Objective:
Isolate every line in the data with the string "screenshot" and copy it.

>> BEGIN Records provided

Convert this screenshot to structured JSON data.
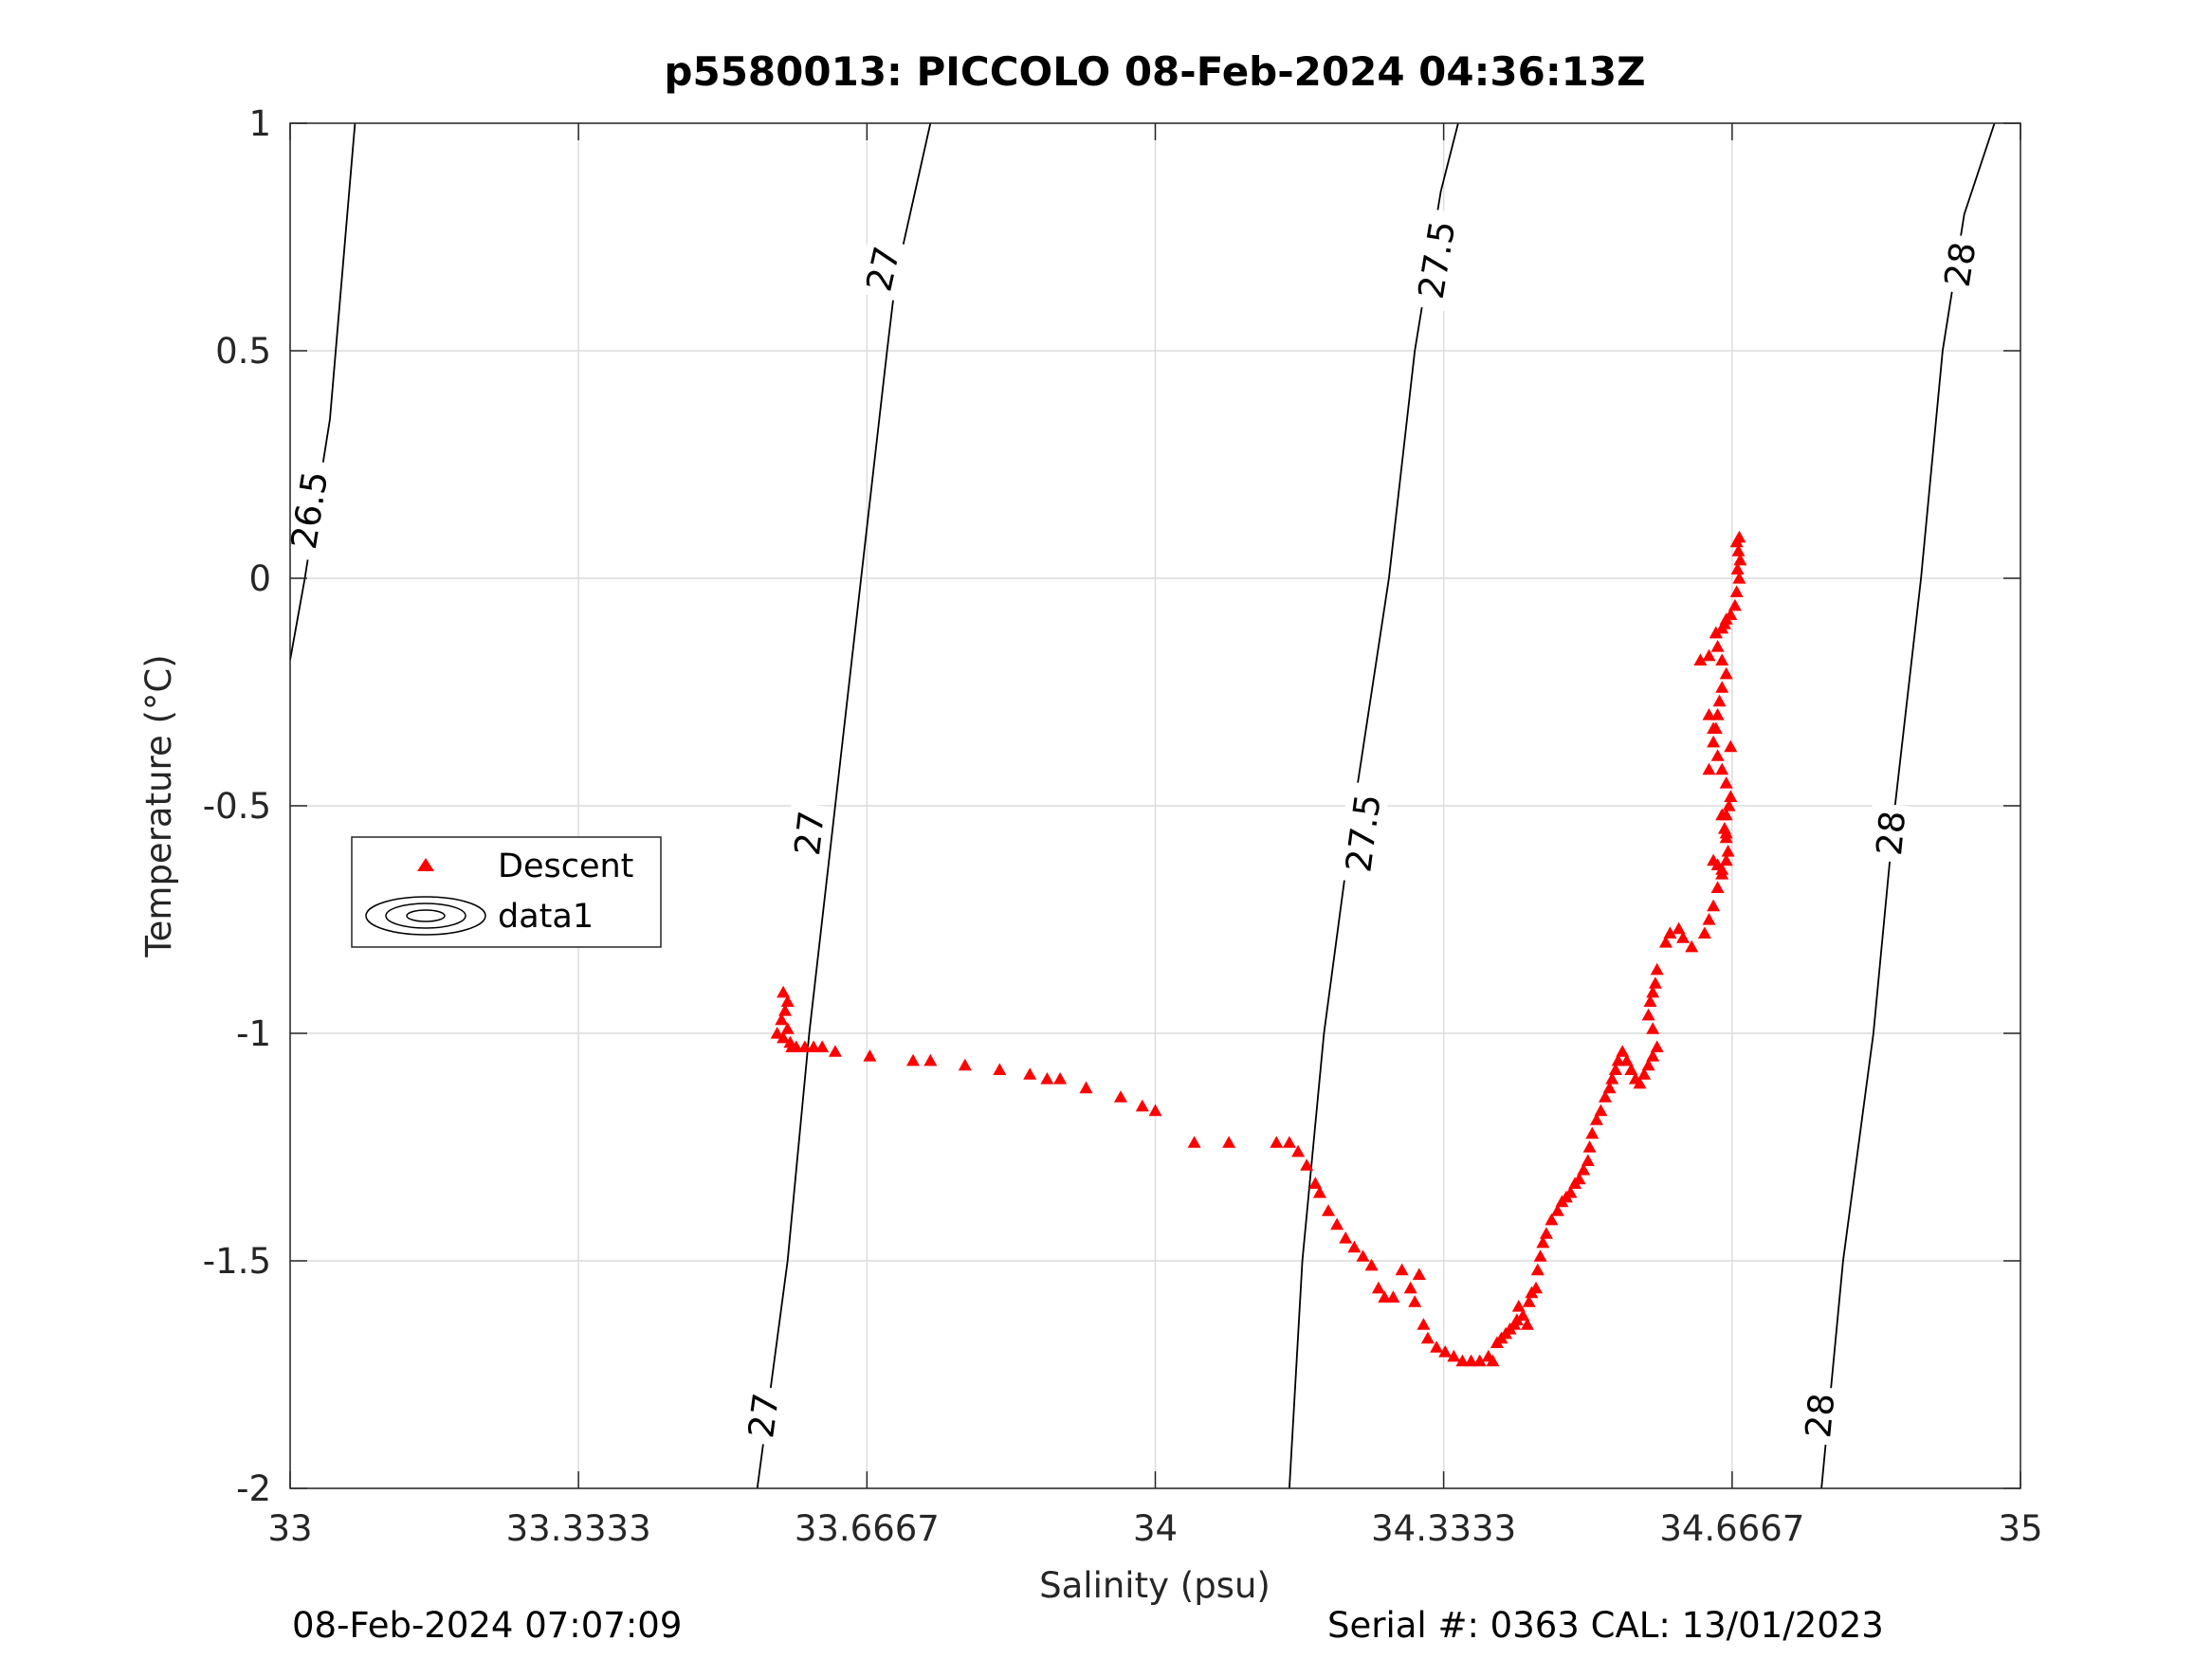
{
  "chart_data": {
    "type": "scatter",
    "title": "p5580013: PICCOLO 08-Feb-2024 04:36:13Z",
    "xlabel": "Salinity (psu)",
    "ylabel": "Temperature (°C)",
    "xlim": [
      33,
      35
    ],
    "ylim": [
      -2,
      1
    ],
    "x_ticks": [
      {
        "value": 33,
        "label": "33"
      },
      {
        "value": 33.3333,
        "label": "33.3333"
      },
      {
        "value": 33.6667,
        "label": "33.6667"
      },
      {
        "value": 34,
        "label": "34"
      },
      {
        "value": 34.3333,
        "label": "34.3333"
      },
      {
        "value": 34.6667,
        "label": "34.6667"
      },
      {
        "value": 35,
        "label": "35"
      }
    ],
    "y_ticks": [
      {
        "value": 1,
        "label": "1"
      },
      {
        "value": 0.5,
        "label": "0.5"
      },
      {
        "value": 0,
        "label": "0"
      },
      {
        "value": -0.5,
        "label": "-0.5"
      },
      {
        "value": -1,
        "label": "-1"
      },
      {
        "value": -1.5,
        "label": "-1.5"
      },
      {
        "value": -2,
        "label": "-2"
      }
    ],
    "grid": true,
    "legend": {
      "placement": "left-middle",
      "entries": [
        {
          "label": "Descent",
          "marker": "triangle",
          "color": "#ff0000"
        },
        {
          "label": "data1",
          "marker": "contour",
          "color": "#000000"
        }
      ]
    },
    "contours": [
      {
        "level": "26.5",
        "points": [
          [
            33.0,
            -0.18
          ],
          [
            33.017,
            0.0
          ],
          [
            33.046,
            0.35
          ],
          [
            33.075,
            1.0
          ]
        ],
        "labels": [
          {
            "s": 33.022,
            "t": 0.15,
            "text": "26.5"
          }
        ]
      },
      {
        "level": "27",
        "points": [
          [
            33.54,
            -2.0
          ],
          [
            33.575,
            -1.5
          ],
          [
            33.6,
            -1.0
          ],
          [
            33.63,
            -0.5
          ],
          [
            33.66,
            0.0
          ],
          [
            33.69,
            0.5
          ],
          [
            33.7,
            0.66
          ],
          [
            33.74,
            1.0
          ]
        ],
        "labels": [
          {
            "s": 33.547,
            "t": -1.84,
            "text": "27"
          },
          {
            "s": 33.6,
            "t": -0.56,
            "text": "27"
          },
          {
            "s": 33.685,
            "t": 0.68,
            "text": "27"
          }
        ]
      },
      {
        "level": "27.5",
        "points": [
          [
            34.155,
            -2.0
          ],
          [
            34.17,
            -1.5
          ],
          [
            34.195,
            -1.0
          ],
          [
            34.23,
            -0.5
          ],
          [
            34.27,
            0.0
          ],
          [
            34.3,
            0.5
          ],
          [
            34.33,
            0.85
          ],
          [
            34.35,
            1.0
          ]
        ],
        "labels": [
          {
            "s": 34.24,
            "t": -0.56,
            "text": "27.5"
          },
          {
            "s": 34.325,
            "t": 0.7,
            "text": "27.5"
          }
        ]
      },
      {
        "level": "28",
        "points": [
          [
            34.77,
            -2.0
          ],
          [
            34.795,
            -1.5
          ],
          [
            34.83,
            -1.0
          ],
          [
            34.855,
            -0.5
          ],
          [
            34.885,
            0.0
          ],
          [
            34.91,
            0.5
          ],
          [
            34.935,
            0.8
          ],
          [
            34.97,
            1.0
          ]
        ],
        "labels": [
          {
            "s": 34.768,
            "t": -1.84,
            "text": "28"
          },
          {
            "s": 34.85,
            "t": -0.56,
            "text": "28"
          },
          {
            "s": 34.93,
            "t": 0.69,
            "text": "28"
          }
        ]
      }
    ],
    "series": [
      {
        "name": "Descent",
        "marker": "triangle",
        "color": "#ff0000",
        "points": [
          [
            33.57,
            -0.91
          ],
          [
            33.575,
            -0.93
          ],
          [
            33.572,
            -0.95
          ],
          [
            33.568,
            -0.97
          ],
          [
            33.575,
            -0.99
          ],
          [
            33.563,
            -1.0
          ],
          [
            33.57,
            -1.01
          ],
          [
            33.578,
            -1.02
          ],
          [
            33.58,
            -1.03
          ],
          [
            33.585,
            -1.03
          ],
          [
            33.595,
            -1.03
          ],
          [
            33.605,
            -1.03
          ],
          [
            33.615,
            -1.03
          ],
          [
            33.63,
            -1.04
          ],
          [
            33.67,
            -1.05
          ],
          [
            33.72,
            -1.06
          ],
          [
            33.74,
            -1.06
          ],
          [
            33.78,
            -1.07
          ],
          [
            33.82,
            -1.08
          ],
          [
            33.855,
            -1.09
          ],
          [
            33.875,
            -1.1
          ],
          [
            33.89,
            -1.1
          ],
          [
            33.92,
            -1.12
          ],
          [
            33.96,
            -1.14
          ],
          [
            33.985,
            -1.16
          ],
          [
            34.0,
            -1.17
          ],
          [
            34.045,
            -1.24
          ],
          [
            34.085,
            -1.24
          ],
          [
            34.14,
            -1.24
          ],
          [
            34.155,
            -1.24
          ],
          [
            34.165,
            -1.26
          ],
          [
            34.175,
            -1.29
          ],
          [
            34.185,
            -1.33
          ],
          [
            34.19,
            -1.35
          ],
          [
            34.2,
            -1.39
          ],
          [
            34.21,
            -1.42
          ],
          [
            34.22,
            -1.45
          ],
          [
            34.23,
            -1.47
          ],
          [
            34.24,
            -1.49
          ],
          [
            34.25,
            -1.51
          ],
          [
            34.258,
            -1.56
          ],
          [
            34.265,
            -1.58
          ],
          [
            34.275,
            -1.58
          ],
          [
            34.285,
            -1.52
          ],
          [
            34.295,
            -1.56
          ],
          [
            34.305,
            -1.53
          ],
          [
            34.3,
            -1.59
          ],
          [
            34.31,
            -1.64
          ],
          [
            34.315,
            -1.67
          ],
          [
            34.325,
            -1.69
          ],
          [
            34.335,
            -1.7
          ],
          [
            34.345,
            -1.71
          ],
          [
            34.355,
            -1.72
          ],
          [
            34.365,
            -1.72
          ],
          [
            34.375,
            -1.72
          ],
          [
            34.385,
            -1.71
          ],
          [
            34.39,
            -1.72
          ],
          [
            34.395,
            -1.68
          ],
          [
            34.4,
            -1.67
          ],
          [
            34.405,
            -1.66
          ],
          [
            34.41,
            -1.65
          ],
          [
            34.415,
            -1.64
          ],
          [
            34.418,
            -1.63
          ],
          [
            34.42,
            -1.6
          ],
          [
            34.425,
            -1.62
          ],
          [
            34.43,
            -1.64
          ],
          [
            34.432,
            -1.59
          ],
          [
            34.435,
            -1.57
          ],
          [
            34.44,
            -1.56
          ],
          [
            34.442,
            -1.52
          ],
          [
            34.445,
            -1.49
          ],
          [
            34.448,
            -1.46
          ],
          [
            34.452,
            -1.44
          ],
          [
            34.458,
            -1.41
          ],
          [
            34.465,
            -1.39
          ],
          [
            34.47,
            -1.37
          ],
          [
            34.475,
            -1.36
          ],
          [
            34.48,
            -1.35
          ],
          [
            34.485,
            -1.33
          ],
          [
            34.49,
            -1.32
          ],
          [
            34.495,
            -1.3
          ],
          [
            34.5,
            -1.28
          ],
          [
            34.502,
            -1.25
          ],
          [
            34.505,
            -1.22
          ],
          [
            34.51,
            -1.19
          ],
          [
            34.515,
            -1.17
          ],
          [
            34.52,
            -1.14
          ],
          [
            34.525,
            -1.12
          ],
          [
            34.528,
            -1.1
          ],
          [
            34.532,
            -1.08
          ],
          [
            34.535,
            -1.06
          ],
          [
            34.54,
            -1.04
          ],
          [
            34.545,
            -1.06
          ],
          [
            34.55,
            -1.08
          ],
          [
            34.555,
            -1.1
          ],
          [
            34.56,
            -1.11
          ],
          [
            34.565,
            -1.09
          ],
          [
            34.57,
            -1.07
          ],
          [
            34.575,
            -1.05
          ],
          [
            34.58,
            -1.03
          ],
          [
            34.575,
            -0.99
          ],
          [
            34.57,
            -0.96
          ],
          [
            34.572,
            -0.93
          ],
          [
            34.575,
            -0.91
          ],
          [
            34.578,
            -0.89
          ],
          [
            34.58,
            -0.86
          ],
          [
            34.59,
            -0.8
          ],
          [
            34.595,
            -0.78
          ],
          [
            34.605,
            -0.77
          ],
          [
            34.61,
            -0.79
          ],
          [
            34.62,
            -0.81
          ],
          [
            34.635,
            -0.78
          ],
          [
            34.64,
            -0.75
          ],
          [
            34.645,
            -0.72
          ],
          [
            34.65,
            -0.68
          ],
          [
            34.655,
            -0.65
          ],
          [
            34.66,
            -0.62
          ],
          [
            34.662,
            -0.6
          ],
          [
            34.66,
            -0.57
          ],
          [
            34.658,
            -0.55
          ],
          [
            34.66,
            -0.52
          ],
          [
            34.663,
            -0.5
          ],
          [
            34.665,
            -0.48
          ],
          [
            34.66,
            -0.45
          ],
          [
            34.655,
            -0.42
          ],
          [
            34.65,
            -0.39
          ],
          [
            34.645,
            -0.36
          ],
          [
            34.648,
            -0.33
          ],
          [
            34.65,
            -0.3
          ],
          [
            34.652,
            -0.27
          ],
          [
            34.655,
            -0.24
          ],
          [
            34.66,
            -0.21
          ],
          [
            34.655,
            -0.18
          ],
          [
            34.65,
            -0.15
          ],
          [
            34.648,
            -0.12
          ],
          [
            34.658,
            -0.1
          ],
          [
            34.665,
            -0.08
          ],
          [
            34.67,
            -0.06
          ],
          [
            34.672,
            -0.03
          ],
          [
            34.675,
            0.0
          ],
          [
            34.673,
            0.02
          ],
          [
            34.676,
            0.04
          ],
          [
            34.674,
            0.06
          ],
          [
            34.672,
            0.08
          ],
          [
            34.675,
            0.09
          ],
          [
            34.63,
            -0.18
          ],
          [
            34.64,
            -0.17
          ],
          [
            34.648,
            -0.12
          ],
          [
            34.655,
            -0.11
          ],
          [
            34.66,
            -0.09
          ],
          [
            34.64,
            -0.3
          ],
          [
            34.645,
            -0.33
          ],
          [
            34.665,
            -0.37
          ],
          [
            34.64,
            -0.42
          ],
          [
            34.655,
            -0.52
          ],
          [
            34.66,
            -0.56
          ],
          [
            34.645,
            -0.62
          ],
          [
            34.65,
            -0.63
          ],
          [
            34.655,
            -0.64
          ]
        ]
      }
    ]
  },
  "footer": {
    "left": "08-Feb-2024 07:07:09",
    "right": "Serial #: 0363  CAL: 13/01/2023"
  }
}
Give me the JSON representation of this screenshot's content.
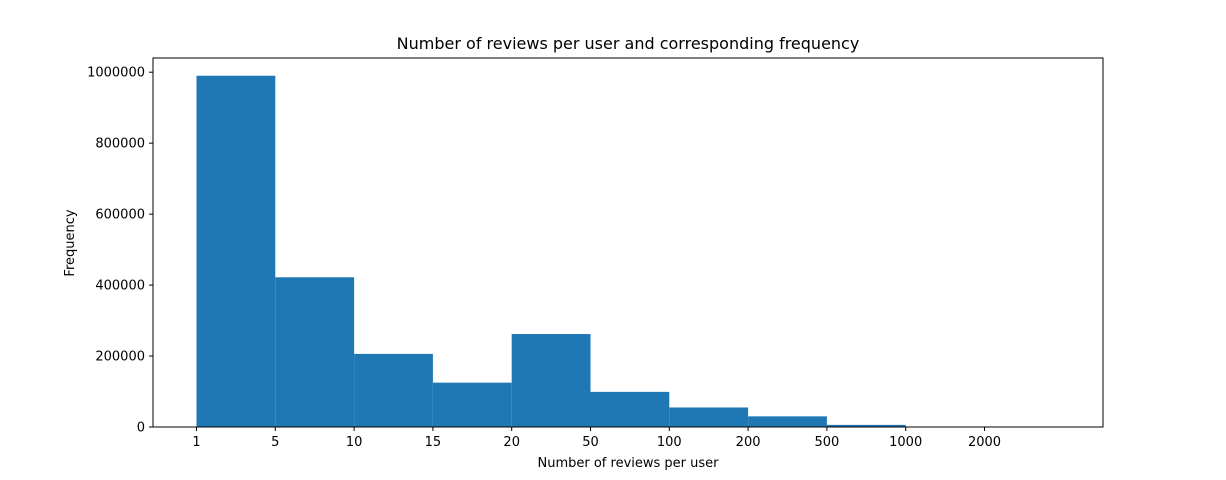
{
  "chart_data": {
    "type": "bar",
    "title": "Number of reviews per user and corresponding frequency",
    "xlabel": "Number of reviews per user",
    "ylabel": "Frequency",
    "x_tick_labels": [
      "1",
      "5",
      "10",
      "15",
      "20",
      "50",
      "100",
      "200",
      "500",
      "1000",
      "2000"
    ],
    "categories": [
      "1-5",
      "5-10",
      "10-15",
      "15-20",
      "20-50",
      "50-100",
      "100-200",
      "200-500",
      "500-1000",
      "1000-2000"
    ],
    "values": [
      990000,
      422000,
      206000,
      125000,
      262000,
      99000,
      55000,
      30000,
      6000,
      1000
    ],
    "ylim": [
      0,
      1040000
    ],
    "y_ticks": [
      0,
      200000,
      400000,
      600000,
      800000,
      1000000
    ],
    "y_tick_labels": [
      "0",
      "200000",
      "400000",
      "600000",
      "800000",
      "1000000"
    ],
    "bar_color": "#1f77b4",
    "grid": false,
    "legend": false
  }
}
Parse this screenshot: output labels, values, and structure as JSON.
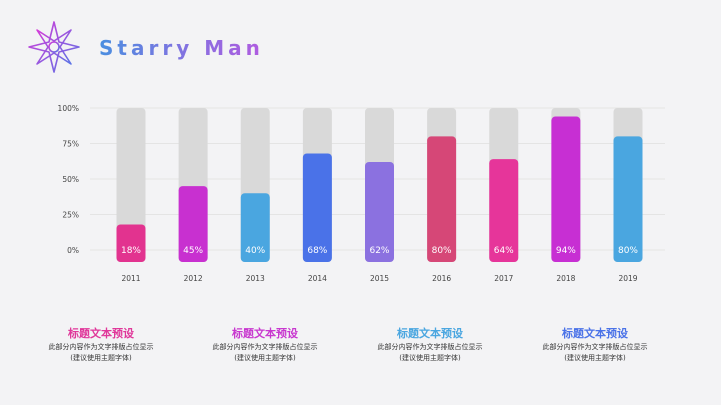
{
  "header": {
    "brand": "Starry Man",
    "logo_icon": "compass-star-icon"
  },
  "colors": {
    "track": "#d9d9d9",
    "grid": "#e4e4e4",
    "axis_text": "#444444",
    "bar_label": "#ffffff"
  },
  "chart_data": {
    "type": "bar",
    "categories": [
      "2011",
      "2012",
      "2013",
      "2014",
      "2015",
      "2016",
      "2017",
      "2018",
      "2019"
    ],
    "values": [
      18,
      45,
      40,
      68,
      62,
      80,
      64,
      94,
      80
    ],
    "data_labels": [
      "18%",
      "45%",
      "40%",
      "68%",
      "62%",
      "80%",
      "64%",
      "94%",
      "80%"
    ],
    "bar_colors": [
      "#e2338f",
      "#c830d0",
      "#4aa6e0",
      "#4a72e8",
      "#8b71e0",
      "#d64777",
      "#e6359a",
      "#c72fd3",
      "#4aa6e0"
    ],
    "yticks": [
      "100%",
      "75%",
      "50%",
      "25%",
      "0%"
    ],
    "ytick_values": [
      100,
      75,
      50,
      25,
      0
    ],
    "ylim": [
      0,
      100
    ],
    "grid": true,
    "legend": "none"
  },
  "cards": [
    {
      "title": "标题文本预设",
      "line1": "此部分内容作为文字排版占位显示",
      "line2": "(建议使用主题字体)",
      "color": "#e0379a"
    },
    {
      "title": "标题文本预设",
      "line1": "此部分内容作为文字排版占位显示",
      "line2": "(建议使用主题字体)",
      "color": "#c837cf"
    },
    {
      "title": "标题文本预设",
      "line1": "此部分内容作为文字排版占位显示",
      "line2": "(建议使用主题字体)",
      "color": "#4aa6e0"
    },
    {
      "title": "标题文本预设",
      "line1": "此部分内容作为文字排版占位显示",
      "line2": "(建议使用主题字体)",
      "color": "#4a72e8"
    }
  ]
}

>> END Records provided

Expected answer:
Convert this screenshot to structured JSON data.
Give me the JSON representation of this screenshot's content.
Parse this screenshot: output labels, values, and structure as JSON.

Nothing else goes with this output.